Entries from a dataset
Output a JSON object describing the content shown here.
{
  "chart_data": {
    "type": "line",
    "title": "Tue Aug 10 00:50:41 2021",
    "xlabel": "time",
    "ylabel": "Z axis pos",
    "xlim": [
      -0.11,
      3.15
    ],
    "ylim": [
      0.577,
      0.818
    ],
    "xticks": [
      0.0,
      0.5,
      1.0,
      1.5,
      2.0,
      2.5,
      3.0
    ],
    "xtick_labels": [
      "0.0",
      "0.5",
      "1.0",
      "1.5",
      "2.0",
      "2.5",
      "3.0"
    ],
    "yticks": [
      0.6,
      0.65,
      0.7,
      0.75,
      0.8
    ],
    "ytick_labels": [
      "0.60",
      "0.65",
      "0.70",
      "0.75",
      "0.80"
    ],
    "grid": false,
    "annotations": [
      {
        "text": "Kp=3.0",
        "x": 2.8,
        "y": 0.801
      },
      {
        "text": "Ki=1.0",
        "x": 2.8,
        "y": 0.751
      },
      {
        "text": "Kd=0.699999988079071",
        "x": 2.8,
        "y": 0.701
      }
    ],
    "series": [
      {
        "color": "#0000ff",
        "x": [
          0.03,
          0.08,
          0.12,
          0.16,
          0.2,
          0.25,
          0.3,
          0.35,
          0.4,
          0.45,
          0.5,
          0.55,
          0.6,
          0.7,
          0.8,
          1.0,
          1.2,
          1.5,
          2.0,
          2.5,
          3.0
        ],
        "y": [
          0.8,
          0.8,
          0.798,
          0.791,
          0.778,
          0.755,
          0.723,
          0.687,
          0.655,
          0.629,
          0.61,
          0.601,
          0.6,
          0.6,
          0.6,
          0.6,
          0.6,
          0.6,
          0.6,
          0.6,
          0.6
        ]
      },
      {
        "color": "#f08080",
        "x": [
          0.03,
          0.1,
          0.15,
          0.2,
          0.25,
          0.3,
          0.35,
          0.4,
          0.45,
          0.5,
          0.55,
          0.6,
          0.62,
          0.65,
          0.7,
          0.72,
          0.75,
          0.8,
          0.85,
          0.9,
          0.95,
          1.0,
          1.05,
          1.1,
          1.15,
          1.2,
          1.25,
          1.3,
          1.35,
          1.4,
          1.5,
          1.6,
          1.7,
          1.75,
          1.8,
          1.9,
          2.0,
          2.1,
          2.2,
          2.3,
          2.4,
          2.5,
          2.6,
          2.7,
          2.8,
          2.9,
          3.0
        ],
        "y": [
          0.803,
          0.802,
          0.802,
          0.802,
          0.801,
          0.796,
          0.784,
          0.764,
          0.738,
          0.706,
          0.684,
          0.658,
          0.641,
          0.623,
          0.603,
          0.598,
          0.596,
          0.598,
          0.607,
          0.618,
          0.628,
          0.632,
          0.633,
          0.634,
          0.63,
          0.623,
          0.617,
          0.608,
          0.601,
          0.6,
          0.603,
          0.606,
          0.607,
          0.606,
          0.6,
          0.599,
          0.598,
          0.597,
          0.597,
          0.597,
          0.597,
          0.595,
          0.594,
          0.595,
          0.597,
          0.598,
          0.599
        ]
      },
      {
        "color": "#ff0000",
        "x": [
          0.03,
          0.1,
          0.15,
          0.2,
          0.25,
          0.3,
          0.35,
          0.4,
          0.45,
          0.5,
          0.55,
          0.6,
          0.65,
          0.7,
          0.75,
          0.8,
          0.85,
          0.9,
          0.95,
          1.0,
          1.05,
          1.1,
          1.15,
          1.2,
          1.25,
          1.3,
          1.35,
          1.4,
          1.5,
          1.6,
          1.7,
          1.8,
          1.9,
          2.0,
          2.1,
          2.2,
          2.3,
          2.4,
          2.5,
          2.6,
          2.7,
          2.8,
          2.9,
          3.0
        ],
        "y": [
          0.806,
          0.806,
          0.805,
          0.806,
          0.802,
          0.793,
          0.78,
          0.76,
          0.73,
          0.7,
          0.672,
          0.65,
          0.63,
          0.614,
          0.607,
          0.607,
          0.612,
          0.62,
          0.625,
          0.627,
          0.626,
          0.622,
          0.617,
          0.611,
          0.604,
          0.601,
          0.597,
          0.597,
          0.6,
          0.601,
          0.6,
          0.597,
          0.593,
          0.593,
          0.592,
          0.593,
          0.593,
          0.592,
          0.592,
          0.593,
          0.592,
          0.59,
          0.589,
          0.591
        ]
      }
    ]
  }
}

=== What you will do ===
Give the number of lines above in which the word "text" occurs, with nothing else.

=== The reply ===
3